TASK STATEMENT ▸ All lines in which the word "information" occurs are to be extracted.

MATERIAL FOR THIS TASK ▸
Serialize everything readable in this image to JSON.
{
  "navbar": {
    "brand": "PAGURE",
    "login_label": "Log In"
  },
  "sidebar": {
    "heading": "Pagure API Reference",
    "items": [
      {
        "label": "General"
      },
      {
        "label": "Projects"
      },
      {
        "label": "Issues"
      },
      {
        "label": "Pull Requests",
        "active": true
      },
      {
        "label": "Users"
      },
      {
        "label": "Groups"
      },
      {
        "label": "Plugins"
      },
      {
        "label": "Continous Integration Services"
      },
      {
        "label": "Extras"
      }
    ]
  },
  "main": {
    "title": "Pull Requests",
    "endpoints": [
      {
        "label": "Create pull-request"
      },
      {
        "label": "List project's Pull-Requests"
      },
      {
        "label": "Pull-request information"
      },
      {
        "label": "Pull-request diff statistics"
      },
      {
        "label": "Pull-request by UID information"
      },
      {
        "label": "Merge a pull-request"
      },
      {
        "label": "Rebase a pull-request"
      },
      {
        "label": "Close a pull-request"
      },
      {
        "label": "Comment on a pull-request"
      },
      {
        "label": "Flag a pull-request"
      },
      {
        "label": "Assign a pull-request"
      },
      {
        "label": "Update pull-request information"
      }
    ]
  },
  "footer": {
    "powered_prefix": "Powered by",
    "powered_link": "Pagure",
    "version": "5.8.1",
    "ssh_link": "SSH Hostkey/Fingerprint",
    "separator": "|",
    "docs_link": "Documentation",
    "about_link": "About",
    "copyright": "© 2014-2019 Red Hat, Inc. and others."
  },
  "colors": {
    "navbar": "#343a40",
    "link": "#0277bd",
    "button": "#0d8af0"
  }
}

SOLUTION FOR THIS EXERCISE ▸
        "label": "Pull-request information"
        "label": "Pull-request by UID information"
        "label": "Update pull-request information"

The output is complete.